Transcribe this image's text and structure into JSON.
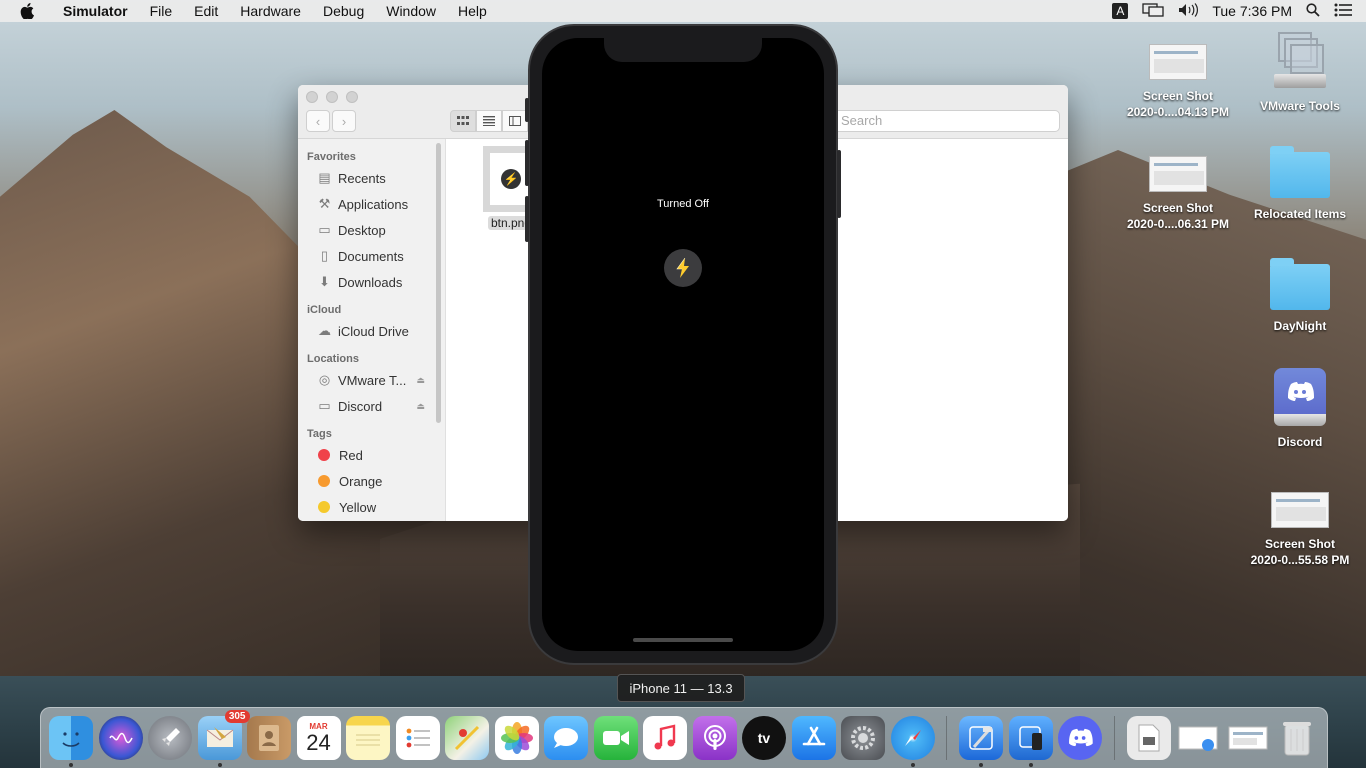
{
  "menubar": {
    "app_name": "Simulator",
    "menus": [
      "File",
      "Edit",
      "Hardware",
      "Debug",
      "Window",
      "Help"
    ],
    "input_badge": "A",
    "clock": "Tue 7:36 PM"
  },
  "finder": {
    "search_placeholder": "Search",
    "sidebar": {
      "favorites_heading": "Favorites",
      "favorites": [
        "Recents",
        "Applications",
        "Desktop",
        "Documents",
        "Downloads"
      ],
      "icloud_heading": "iCloud",
      "icloud": [
        "iCloud Drive"
      ],
      "locations_heading": "Locations",
      "locations": [
        "VMware T...",
        "Discord"
      ],
      "tags_heading": "Tags",
      "tags": [
        {
          "name": "Red",
          "color": "#f0424a"
        },
        {
          "name": "Orange",
          "color": "#f79a2f"
        },
        {
          "name": "Yellow",
          "color": "#f5c92c"
        }
      ]
    },
    "file_label": "btn.png"
  },
  "simulator": {
    "status_text": "Turned Off",
    "device_label": "iPhone 11 — 13.3"
  },
  "desktop_icons": [
    {
      "line1": "Screen Shot",
      "line2": "2020-0....04.13 PM"
    },
    {
      "line1": "VMware Tools",
      "line2": ""
    },
    {
      "line1": "Screen Shot",
      "line2": "2020-0....06.31 PM"
    },
    {
      "line1": "Relocated Items",
      "line2": ""
    },
    {
      "line1": "DayNight",
      "line2": ""
    },
    {
      "line1": "Discord",
      "line2": ""
    },
    {
      "line1": "Screen Shot",
      "line2": "2020-0...55.58 PM"
    }
  ],
  "dock": {
    "mail_badge": "305",
    "calendar_month": "MAR",
    "calendar_day": "24",
    "tv_label": "tv"
  }
}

☆ ☆ ☆ ☆ ☆

Goal –
Among the lines of the material, find those that hold the word "color" and copy them.

In response –
          "color": "#f0424a"
          "color": "#f79a2f"
          "color": "#f5c92c"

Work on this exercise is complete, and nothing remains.